#### Dataset excerpts
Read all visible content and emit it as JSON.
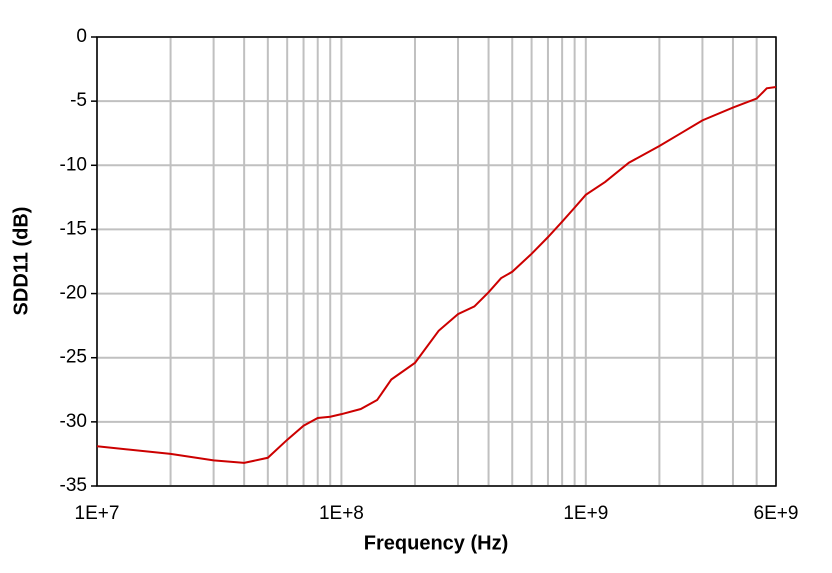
{
  "chart_data": {
    "type": "line",
    "x_label": "Frequency (Hz)",
    "y_label": "SDD11 (dB)",
    "x_scale": "log",
    "grid": true,
    "xlim": [
      10000000,
      6000000000
    ],
    "xticks": [
      {
        "value": 10000000,
        "label": "1E+7"
      },
      {
        "value": 100000000,
        "label": "1E+8"
      },
      {
        "value": 1000000000,
        "label": "1E+9"
      },
      {
        "value": 6000000000,
        "label": "6E+9"
      }
    ],
    "x_minor_gridlines": [
      20000000,
      30000000,
      40000000,
      50000000,
      60000000,
      70000000,
      80000000,
      90000000,
      200000000,
      300000000,
      400000000,
      500000000,
      600000000,
      700000000,
      800000000,
      900000000,
      2000000000,
      3000000000,
      4000000000,
      5000000000
    ],
    "ylim": [
      -35,
      0
    ],
    "yticks": [
      -35,
      -30,
      -25,
      -20,
      -15,
      -10,
      -5,
      0
    ],
    "x": [
      10000000,
      20000000,
      30000000,
      40000000,
      50000000,
      60000000,
      70000000,
      80000000,
      90000000,
      100000000,
      120000000,
      140000000,
      160000000,
      200000000,
      250000000,
      300000000,
      350000000,
      400000000,
      450000000,
      500000000,
      600000000,
      700000000,
      800000000,
      900000000,
      1000000000,
      1200000000,
      1500000000,
      2000000000,
      2500000000,
      3000000000,
      4000000000,
      5000000000,
      5500000000,
      6000000000
    ],
    "series": [
      {
        "color": "#cc0000",
        "values": [
          -31.9,
          -32.5,
          -33.0,
          -33.2,
          -32.8,
          -31.4,
          -30.3,
          -29.7,
          -29.6,
          -29.4,
          -29.0,
          -28.3,
          -26.7,
          -25.4,
          -22.9,
          -21.6,
          -21.0,
          -19.9,
          -18.8,
          -18.3,
          -16.9,
          -15.6,
          -14.4,
          -13.3,
          -12.3,
          -11.3,
          -9.8,
          -8.5,
          -7.4,
          -6.5,
          -5.5,
          -4.8,
          -4.0,
          -3.9
        ]
      }
    ]
  }
}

#### Exercise directions
Leave the pictures out and print the records above exactly as they stand.

#### Right answer
Read all visible content and emit it as JSON.
{
  "chart_data": {
    "type": "line",
    "x_label": "Frequency (Hz)",
    "y_label": "SDD11 (dB)",
    "x_scale": "log",
    "grid": true,
    "xlim": [
      10000000,
      6000000000
    ],
    "xticks": [
      {
        "value": 10000000,
        "label": "1E+7"
      },
      {
        "value": 100000000,
        "label": "1E+8"
      },
      {
        "value": 1000000000,
        "label": "1E+9"
      },
      {
        "value": 6000000000,
        "label": "6E+9"
      }
    ],
    "x_minor_gridlines": [
      20000000,
      30000000,
      40000000,
      50000000,
      60000000,
      70000000,
      80000000,
      90000000,
      200000000,
      300000000,
      400000000,
      500000000,
      600000000,
      700000000,
      800000000,
      900000000,
      2000000000,
      3000000000,
      4000000000,
      5000000000
    ],
    "ylim": [
      -35,
      0
    ],
    "yticks": [
      -35,
      -30,
      -25,
      -20,
      -15,
      -10,
      -5,
      0
    ],
    "x": [
      10000000,
      20000000,
      30000000,
      40000000,
      50000000,
      60000000,
      70000000,
      80000000,
      90000000,
      100000000,
      120000000,
      140000000,
      160000000,
      200000000,
      250000000,
      300000000,
      350000000,
      400000000,
      450000000,
      500000000,
      600000000,
      700000000,
      800000000,
      900000000,
      1000000000,
      1200000000,
      1500000000,
      2000000000,
      2500000000,
      3000000000,
      4000000000,
      5000000000,
      5500000000,
      6000000000
    ],
    "series": [
      {
        "color": "#cc0000",
        "values": [
          -31.9,
          -32.5,
          -33.0,
          -33.2,
          -32.8,
          -31.4,
          -30.3,
          -29.7,
          -29.6,
          -29.4,
          -29.0,
          -28.3,
          -26.7,
          -25.4,
          -22.9,
          -21.6,
          -21.0,
          -19.9,
          -18.8,
          -18.3,
          -16.9,
          -15.6,
          -14.4,
          -13.3,
          -12.3,
          -11.3,
          -9.8,
          -8.5,
          -7.4,
          -6.5,
          -5.5,
          -4.8,
          -4.0,
          -3.9
        ]
      }
    ]
  }
}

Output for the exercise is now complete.